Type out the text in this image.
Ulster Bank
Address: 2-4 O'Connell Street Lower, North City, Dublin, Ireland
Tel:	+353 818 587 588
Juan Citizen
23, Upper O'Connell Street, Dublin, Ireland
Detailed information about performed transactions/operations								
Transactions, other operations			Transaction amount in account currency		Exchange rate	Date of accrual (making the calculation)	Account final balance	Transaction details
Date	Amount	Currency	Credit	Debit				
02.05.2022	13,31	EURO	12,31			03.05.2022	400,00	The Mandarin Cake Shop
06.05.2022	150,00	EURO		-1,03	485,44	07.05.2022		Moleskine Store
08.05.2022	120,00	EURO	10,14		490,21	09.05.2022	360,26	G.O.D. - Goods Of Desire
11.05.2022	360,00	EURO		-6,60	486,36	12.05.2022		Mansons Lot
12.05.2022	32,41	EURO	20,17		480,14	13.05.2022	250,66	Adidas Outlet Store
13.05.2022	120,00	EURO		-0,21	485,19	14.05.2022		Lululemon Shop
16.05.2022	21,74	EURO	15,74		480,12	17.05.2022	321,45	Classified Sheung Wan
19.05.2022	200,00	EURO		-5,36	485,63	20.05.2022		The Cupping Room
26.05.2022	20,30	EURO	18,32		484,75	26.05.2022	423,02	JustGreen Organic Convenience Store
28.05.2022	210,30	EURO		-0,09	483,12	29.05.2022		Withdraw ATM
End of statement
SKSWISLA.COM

## WRITTEN TASK
Retype all of the entries precisely as they are.

## SOLUTION TO THE PROBLEM
Type out the text in this image.
Ulster Bank
Address: 2-4 O'Connell Street Lower, North City, Dublin, Ireland
Tel:	+353 818 587 588
Juan Citizen
23, Upper O'Connell Street, Dublin, Ireland
Detailed information about performed transactions/operations								
Transactions, other operations			Transaction amount in account currency		Exchange rate	Date of accrual (making the calculation)	Account final balance	Transaction details
Date	Amount	Currency	Credit	Debit				
02.05.2022	13,31	EURO	12,31			03.05.2022	400,00	The Mandarin Cake Shop
06.05.2022	150,00	EURO		-1,03	485,44	07.05.2022		Moleskine Store
08.05.2022	120,00	EURO	10,14		490,21	09.05.2022	360,26	G.O.D. - Goods Of Desire
11.05.2022	360,00	EURO		-6,60	486,36	12.05.2022		Mansons Lot
12.05.2022	32,41	EURO	20,17		480,14	13.05.2022	250,66	Adidas Outlet Store
13.05.2022	120,00	EURO		-0,21	485,19	14.05.2022		Lululemon Shop
16.05.2022	21,74	EURO	15,74		480,12	17.05.2022	321,45	Classified Sheung Wan
19.05.2022	200,00	EURO		-5,36	485,63	20.05.2022		The Cupping Room
26.05.2022	20,30	EURO	18,32		484,75	26.05.2022	423,02	JustGreen Organic Convenience Store
28.05.2022	210,30	EURO		-0,09	483,12	29.05.2022		Withdraw ATM
End of statement
SKSWISLA.COM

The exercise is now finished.